== Reading text ==

==*==

What does it take to turn a promising prototype into something the market actually wants?
The Institute for Design & Engineering Leadership (IDEL) E-Hive event on 18 April showed how the next generation of tech and engineering leaders can be developed through hands-on, industry-connected learning in entrepreneurship and innovation.
Featuring projects from TechLaunch – Experiential Entrepreneurship (MT5913) and Enterprise Development – Experiential Innovation (MT5920), the showcase highlighted a shared focus on validating real needs and crafting strong, well-tested value propositions—whether starting from early-stage technologies seeking applications, or more developed technologies exploring new markets—and building pathways to adoption and impact. This also helps students grow into engineer-leaders: strategic systems thinkers and value creators who can spot innovation opportunities and engage others to deliver sustainable growth with societal impact.

==*==

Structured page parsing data

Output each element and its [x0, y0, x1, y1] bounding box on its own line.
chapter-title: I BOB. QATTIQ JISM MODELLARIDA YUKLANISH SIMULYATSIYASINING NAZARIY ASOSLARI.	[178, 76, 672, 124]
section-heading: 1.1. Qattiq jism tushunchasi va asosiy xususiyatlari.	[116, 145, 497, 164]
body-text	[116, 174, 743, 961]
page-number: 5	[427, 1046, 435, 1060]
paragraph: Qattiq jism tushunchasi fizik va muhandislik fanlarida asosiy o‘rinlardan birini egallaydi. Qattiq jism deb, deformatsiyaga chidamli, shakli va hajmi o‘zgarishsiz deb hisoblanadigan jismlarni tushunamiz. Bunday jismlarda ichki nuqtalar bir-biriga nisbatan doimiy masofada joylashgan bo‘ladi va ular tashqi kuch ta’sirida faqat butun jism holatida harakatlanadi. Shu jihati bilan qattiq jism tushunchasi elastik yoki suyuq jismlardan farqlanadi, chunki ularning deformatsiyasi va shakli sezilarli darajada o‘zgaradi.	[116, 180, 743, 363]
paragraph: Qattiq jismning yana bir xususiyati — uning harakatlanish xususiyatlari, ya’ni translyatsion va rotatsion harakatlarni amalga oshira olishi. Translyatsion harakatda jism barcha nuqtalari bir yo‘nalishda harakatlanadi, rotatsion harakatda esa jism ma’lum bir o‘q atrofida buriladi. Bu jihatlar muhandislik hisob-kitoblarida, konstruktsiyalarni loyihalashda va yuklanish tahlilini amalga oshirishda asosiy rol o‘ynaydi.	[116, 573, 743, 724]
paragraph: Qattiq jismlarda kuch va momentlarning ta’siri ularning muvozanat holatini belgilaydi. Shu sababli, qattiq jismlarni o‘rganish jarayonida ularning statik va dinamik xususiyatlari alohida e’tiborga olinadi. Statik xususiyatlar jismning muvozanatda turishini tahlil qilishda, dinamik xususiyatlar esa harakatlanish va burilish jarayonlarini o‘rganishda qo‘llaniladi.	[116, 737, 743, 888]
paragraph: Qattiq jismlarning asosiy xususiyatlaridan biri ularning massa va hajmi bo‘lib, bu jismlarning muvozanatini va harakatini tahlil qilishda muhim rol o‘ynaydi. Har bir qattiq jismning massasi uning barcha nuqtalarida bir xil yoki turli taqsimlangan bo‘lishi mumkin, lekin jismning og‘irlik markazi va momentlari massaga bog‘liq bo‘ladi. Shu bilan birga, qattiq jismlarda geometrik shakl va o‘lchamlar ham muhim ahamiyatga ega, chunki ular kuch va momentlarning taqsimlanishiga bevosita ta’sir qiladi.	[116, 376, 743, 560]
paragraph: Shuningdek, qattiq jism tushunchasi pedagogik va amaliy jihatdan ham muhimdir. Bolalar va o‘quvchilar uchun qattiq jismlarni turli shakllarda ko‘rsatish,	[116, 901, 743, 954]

==*==

== Actions to take ==
[1] Answer these questions using the text on the E-Hive event.
(a) On what date was the IDEL E-Hive event held?
(b) Which course carries the code MT5920?
(c) What two kinds of technologies can the showcased projects start from?
[2] Duplicate the stretch of the text on the E-Hive event from "Featuring projects from" through "with societal impact.", keeping every word and mark unchanged.

== Solutions below ==
[1]
(a) 18 April.
(b) Enterprise Development – Experiential Innovation.
(c) Early-stage technologies seeking applications, and more developed technologies exploring new markets.

[2]
Featuring projects from TechLaunch – Experiential Entrepreneurship (MT5913) and Enterprise Development – Experiential Innovation (MT5920), the showcase highlighted a shared focus on validating real needs and crafting strong, well-tested value propositions—whether starting from early-stage technologies seeking applications, or more developed technologies exploring new markets—and building pathways to adoption and impact. This also helps students grow into engineer-leaders: strategic systems thinkers and value creators who can spot innovation opportunities and engage others to deliver sustainable growth with societal impact.